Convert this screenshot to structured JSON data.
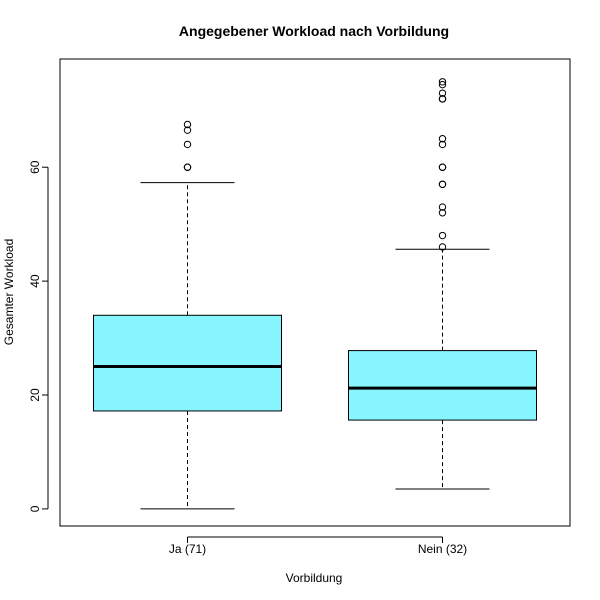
{
  "chart_data": {
    "type": "boxplot",
    "title": "Angegebener Workload nach Vorbildung",
    "xlabel": "Vorbildung",
    "ylabel": "Gesamter Workload",
    "ylim": [
      -3,
      79
    ],
    "yticks": [
      0,
      20,
      40,
      60
    ],
    "grid": false,
    "legend": "none",
    "colors": {
      "box_fill": "#87F5FF",
      "line": "#000000",
      "background": "#ffffff"
    },
    "categories": [
      "Ja (71)",
      "Nein (32)"
    ],
    "boxes": [
      {
        "category": "Ja (71)",
        "whisker_low": 0,
        "q1": 17.2,
        "median": 25,
        "q3": 34,
        "whisker_high": 57.3,
        "outliers": [
          60,
          60,
          64,
          66.5,
          67.5
        ]
      },
      {
        "category": "Nein (32)",
        "whisker_low": 3.5,
        "q1": 15.6,
        "median": 21.2,
        "q3": 27.8,
        "whisker_high": 45.6,
        "outliers": [
          46,
          48,
          52,
          53,
          57,
          57,
          60,
          60,
          64,
          65,
          72,
          72,
          73,
          74.5,
          75
        ]
      }
    ]
  }
}
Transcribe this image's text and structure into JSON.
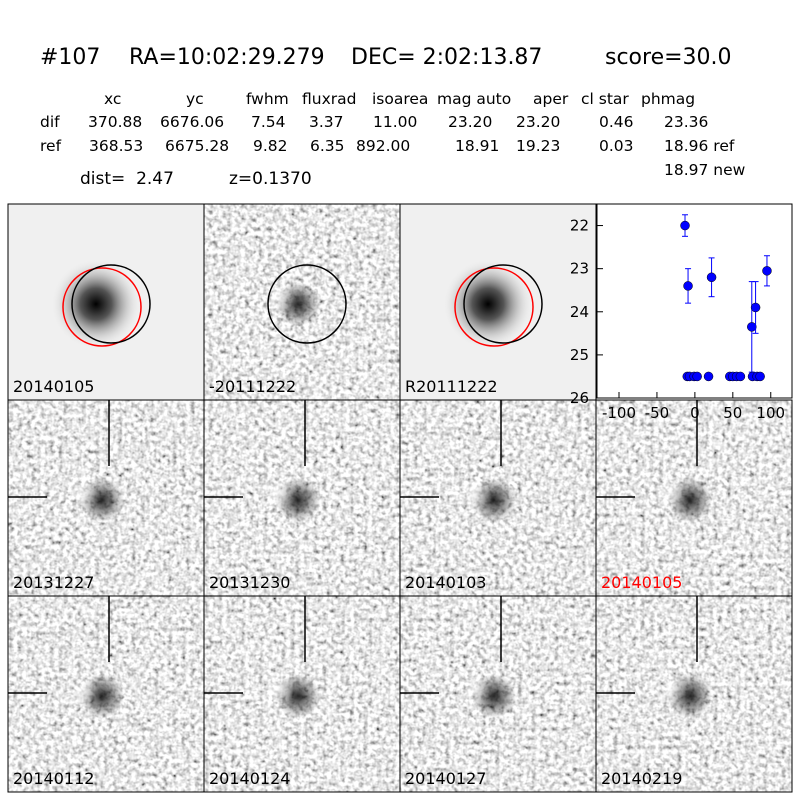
{
  "header": {
    "id": "#107",
    "ra": "RA=10:02:29.279",
    "dec": "DEC= 2:02:13.87",
    "score": "score=30.0"
  },
  "table": {
    "columns": [
      "xc",
      "yc",
      "fwhm",
      "fluxrad",
      "isoarea",
      "mag auto",
      "aper",
      "cl star",
      "phmag"
    ],
    "rows": [
      [
        "dif",
        "370.88",
        "6676.06",
        "7.54",
        "3.37",
        "11.00",
        "23.20",
        "23.20",
        "0.46",
        "23.36"
      ],
      [
        "ref",
        "368.53",
        "6675.28",
        "9.82",
        "6.35",
        "892.00",
        "18.91",
        "19.23",
        "0.03",
        "18.96 ref"
      ]
    ],
    "extra": "18.97 new",
    "dist": "dist=  2.47",
    "z": "z=0.1370"
  },
  "stamps": [
    {
      "label": "20140105"
    },
    {
      "label": "-20111222"
    },
    {
      "label": "R20111222"
    },
    {
      "label": "20131227"
    },
    {
      "label": "20131230"
    },
    {
      "label": "20140103"
    },
    {
      "label": "20140105",
      "label_color": "#ff0000"
    },
    {
      "label": "20140112"
    },
    {
      "label": "20140124"
    },
    {
      "label": "20140127"
    },
    {
      "label": "20140219"
    }
  ],
  "chart_data": {
    "type": "scatter",
    "color": "#0000ff",
    "y_inverted": true,
    "x": [
      -13,
      -10,
      -9,
      -7,
      -1,
      3,
      18,
      22,
      46,
      50,
      55,
      60,
      75,
      76,
      80,
      82,
      86,
      95
    ],
    "values": [
      22.0,
      25.5,
      23.4,
      25.5,
      25.5,
      25.5,
      25.5,
      23.2,
      25.5,
      25.5,
      25.5,
      25.5,
      24.35,
      25.5,
      23.9,
      25.5,
      25.5,
      23.05
    ],
    "errors": [
      0.25,
      null,
      0.4,
      null,
      null,
      null,
      null,
      0.45,
      null,
      null,
      null,
      null,
      1.05,
      null,
      0.6,
      null,
      null,
      0.35
    ],
    "xlim": [
      -129,
      128
    ],
    "ylim": [
      21.5,
      26
    ],
    "xticks": [
      -100,
      -50,
      0,
      50,
      100
    ],
    "yticks": [
      22,
      23,
      24,
      25,
      26
    ]
  }
}
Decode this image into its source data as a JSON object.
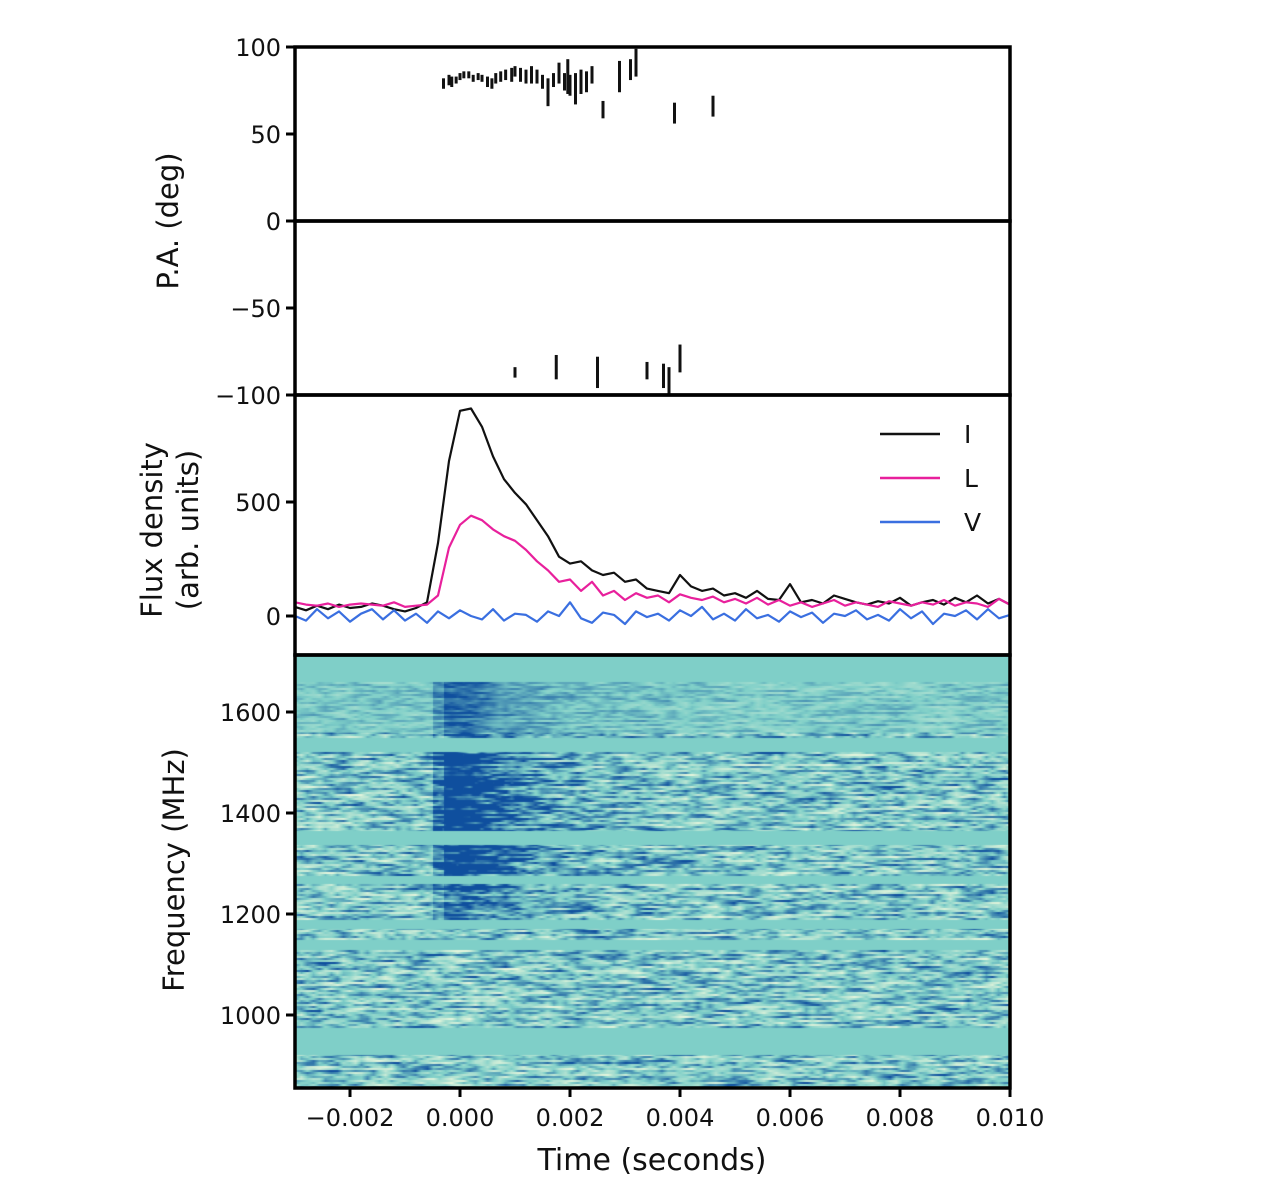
{
  "chart_data": [
    {
      "type": "scatter",
      "panel": "polarization position angle",
      "ylabel": "P.A. (deg)",
      "ylim": [
        -100,
        100
      ],
      "xlim": [
        -0.003,
        0.01
      ],
      "yticks": [
        100,
        50,
        0,
        -50,
        -100
      ],
      "ytick_labels": [
        "100",
        "50",
        "0",
        "−50",
        "−100"
      ],
      "marker": "vertical error bars",
      "color": "#111111",
      "points": [
        {
          "t": -0.0003,
          "pa": 79,
          "err": 3
        },
        {
          "t": -0.0002,
          "pa": 81,
          "err": 3
        },
        {
          "t": -0.00015,
          "pa": 80,
          "err": 3
        },
        {
          "t": -7e-05,
          "pa": 81,
          "err": 2
        },
        {
          "t": 0.0,
          "pa": 83,
          "err": 2
        },
        {
          "t": 7e-05,
          "pa": 84,
          "err": 2
        },
        {
          "t": 0.00016,
          "pa": 84,
          "err": 2
        },
        {
          "t": 0.00024,
          "pa": 82,
          "err": 2
        },
        {
          "t": 0.00033,
          "pa": 83,
          "err": 2
        },
        {
          "t": 0.0004,
          "pa": 82,
          "err": 2
        },
        {
          "t": 0.0005,
          "pa": 80,
          "err": 3
        },
        {
          "t": 0.00058,
          "pa": 79,
          "err": 3
        },
        {
          "t": 0.00065,
          "pa": 82,
          "err": 3
        },
        {
          "t": 0.00074,
          "pa": 83,
          "err": 3
        },
        {
          "t": 0.00083,
          "pa": 84,
          "err": 3
        },
        {
          "t": 0.00094,
          "pa": 84,
          "err": 4
        },
        {
          "t": 0.001,
          "pa": 86,
          "err": 3
        },
        {
          "t": 0.0011,
          "pa": 84,
          "err": 4
        },
        {
          "t": 0.0012,
          "pa": 83,
          "err": 4
        },
        {
          "t": 0.0013,
          "pa": 84,
          "err": 5
        },
        {
          "t": 0.0014,
          "pa": 83,
          "err": 4
        },
        {
          "t": 0.0015,
          "pa": 80,
          "err": 4
        },
        {
          "t": 0.0016,
          "pa": 74,
          "err": 8
        },
        {
          "t": 0.0017,
          "pa": 81,
          "err": 4
        },
        {
          "t": 0.0018,
          "pa": 85,
          "err": 6
        },
        {
          "t": 0.0019,
          "pa": 80,
          "err": 5
        },
        {
          "t": 0.00196,
          "pa": 83,
          "err": 10
        },
        {
          "t": 0.002,
          "pa": 78,
          "err": 6
        },
        {
          "t": 0.0021,
          "pa": 76,
          "err": 9
        },
        {
          "t": 0.0022,
          "pa": 80,
          "err": 7
        },
        {
          "t": 0.0023,
          "pa": 80,
          "err": 6
        },
        {
          "t": 0.0024,
          "pa": 84,
          "err": 5
        },
        {
          "t": 0.0026,
          "pa": 64,
          "err": 5
        },
        {
          "t": 0.0029,
          "pa": 83,
          "err": 9
        },
        {
          "t": 0.0031,
          "pa": 87,
          "err": 6
        },
        {
          "t": 0.0032,
          "pa": 91,
          "err": 8
        },
        {
          "t": 0.0039,
          "pa": 62,
          "err": 6
        },
        {
          "t": 0.0046,
          "pa": 66,
          "err": 6
        },
        {
          "t": 0.001,
          "pa": -87,
          "err": 3
        },
        {
          "t": 0.00175,
          "pa": -84,
          "err": 7
        },
        {
          "t": 0.0025,
          "pa": -87,
          "err": 9
        },
        {
          "t": 0.0034,
          "pa": -86,
          "err": 5
        },
        {
          "t": 0.0037,
          "pa": -89,
          "err": 7
        },
        {
          "t": 0.0038,
          "pa": -92,
          "err": 8
        },
        {
          "t": 0.004,
          "pa": -79,
          "err": 8
        }
      ]
    },
    {
      "type": "line",
      "panel": "flux density profile",
      "ylabel_lines": [
        "Flux density",
        "(arb. units)"
      ],
      "ylim": [
        -75,
        1000
      ],
      "yticks": [
        0,
        500
      ],
      "ytick_labels": [
        "0",
        "500"
      ],
      "x_start": -0.003,
      "x_step": 0.0002,
      "legend_position": "top-right",
      "series": [
        {
          "name": "I",
          "color": "#111111",
          "values": [
            40,
            25,
            45,
            30,
            50,
            35,
            40,
            55,
            45,
            30,
            20,
            35,
            60,
            320,
            680,
            900,
            910,
            830,
            700,
            600,
            540,
            490,
            420,
            350,
            260,
            230,
            240,
            200,
            180,
            190,
            150,
            160,
            120,
            110,
            100,
            180,
            130,
            110,
            120,
            90,
            100,
            80,
            110,
            75,
            70,
            140,
            60,
            70,
            55,
            90,
            75,
            60,
            50,
            65,
            55,
            80,
            45,
            60,
            70,
            50,
            80,
            60,
            90,
            55,
            75,
            50
          ]
        },
        {
          "name": "L",
          "color": "#e8209c",
          "values": [
            60,
            50,
            45,
            55,
            40,
            50,
            55,
            50,
            45,
            60,
            40,
            45,
            50,
            90,
            300,
            400,
            440,
            420,
            380,
            350,
            330,
            290,
            240,
            200,
            150,
            160,
            110,
            150,
            90,
            110,
            70,
            100,
            80,
            90,
            60,
            95,
            80,
            70,
            85,
            60,
            75,
            55,
            80,
            50,
            70,
            45,
            60,
            40,
            55,
            70,
            45,
            60,
            50,
            40,
            65,
            55,
            45,
            60,
            50,
            70,
            45,
            60,
            55,
            40,
            75,
            50
          ]
        },
        {
          "name": "V",
          "color": "#3a6fe0",
          "values": [
            0,
            -20,
            30,
            -10,
            20,
            -25,
            10,
            30,
            -15,
            25,
            -20,
            10,
            -30,
            20,
            -10,
            25,
            0,
            -15,
            30,
            -20,
            10,
            5,
            -25,
            20,
            0,
            60,
            -10,
            -30,
            15,
            5,
            -35,
            20,
            -5,
            10,
            -20,
            25,
            0,
            40,
            -15,
            10,
            -20,
            30,
            -10,
            5,
            -25,
            20,
            -5,
            15,
            -30,
            10,
            0,
            25,
            -15,
            5,
            -20,
            30,
            -10,
            20,
            -35,
            10,
            0,
            25,
            -15,
            30,
            -10,
            5
          ]
        }
      ]
    },
    {
      "type": "heatmap",
      "panel": "dynamic spectrum",
      "ylabel": "Frequency (MHz)",
      "ylim": [
        855,
        1713
      ],
      "yticks": [
        1000,
        1200,
        1400,
        1600
      ],
      "ytick_labels": [
        "1000",
        "1200",
        "1400",
        "1600"
      ],
      "colormap": {
        "zero": "#7fcfc8",
        "positive": "#0f4f9e",
        "negative": "#e4f5dc"
      },
      "masked_bands_mhz": [
        [
          1660,
          1713
        ],
        [
          1521,
          1549
        ],
        [
          1337,
          1366
        ],
        [
          1261,
          1277
        ],
        [
          1172,
          1188
        ],
        [
          1129,
          1149
        ],
        [
          921,
          974
        ]
      ],
      "burst": {
        "t_start": -0.0005,
        "t_end": 0.0025,
        "f_low": 1180,
        "f_high": 1660
      }
    }
  ],
  "xaxis": {
    "label": "Time (seconds)",
    "xlim": [
      -0.003,
      0.01
    ],
    "ticks": [
      -0.002,
      0.0,
      0.002,
      0.004,
      0.006,
      0.008,
      0.01
    ],
    "tick_labels": [
      "−0.002",
      "0.000",
      "0.002",
      "0.004",
      "0.006",
      "0.008",
      "0.010"
    ]
  }
}
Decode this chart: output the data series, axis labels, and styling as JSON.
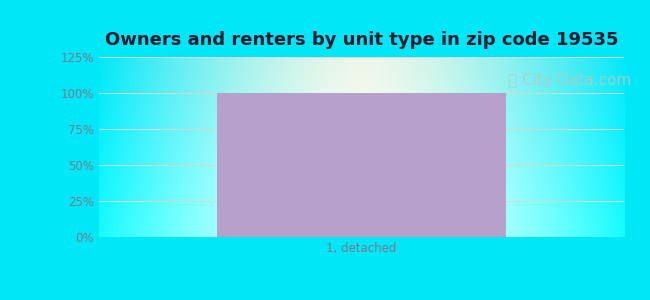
{
  "title": "Owners and renters by unit type in zip code 19535",
  "categories": [
    "1, detached"
  ],
  "values": [
    100
  ],
  "bar_color": "#b8a0cc",
  "ylim": [
    0,
    125
  ],
  "yticks": [
    0,
    25,
    50,
    75,
    100,
    125
  ],
  "ytick_labels": [
    "0%",
    "25%",
    "50%",
    "75%",
    "100%",
    "125%"
  ],
  "bg_outer_color": "#00e8f8",
  "title_fontsize": 13,
  "title_color": "#1a1a2e",
  "tick_color": "#7a7a8a",
  "grid_color": "#d8d8cc",
  "watermark": "City-Data.com",
  "watermark_color": "#b8c8c0",
  "watermark_fontsize": 11,
  "figwidth": 6.5,
  "figheight": 3.0,
  "dpi": 100
}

- CHALLENGE
Give back word for word the lines from the one containing "Decode this chart: output" through the final line of the data above. Pictures are to be left out.

- RIGHT ANSWER
Decode this chart: output the data series, axis labels, and styling as JSON.
{
  "title": "Owners and renters by unit type in zip code 19535",
  "categories": [
    "1, detached"
  ],
  "values": [
    100
  ],
  "bar_color": "#b8a0cc",
  "ylim": [
    0,
    125
  ],
  "yticks": [
    0,
    25,
    50,
    75,
    100,
    125
  ],
  "ytick_labels": [
    "0%",
    "25%",
    "50%",
    "75%",
    "100%",
    "125%"
  ],
  "bg_outer_color": "#00e8f8",
  "title_fontsize": 13,
  "title_color": "#1a1a2e",
  "tick_color": "#7a7a8a",
  "grid_color": "#d8d8cc",
  "watermark": "City-Data.com",
  "watermark_color": "#b8c8c0",
  "watermark_fontsize": 11,
  "figwidth": 6.5,
  "figheight": 3.0,
  "dpi": 100
}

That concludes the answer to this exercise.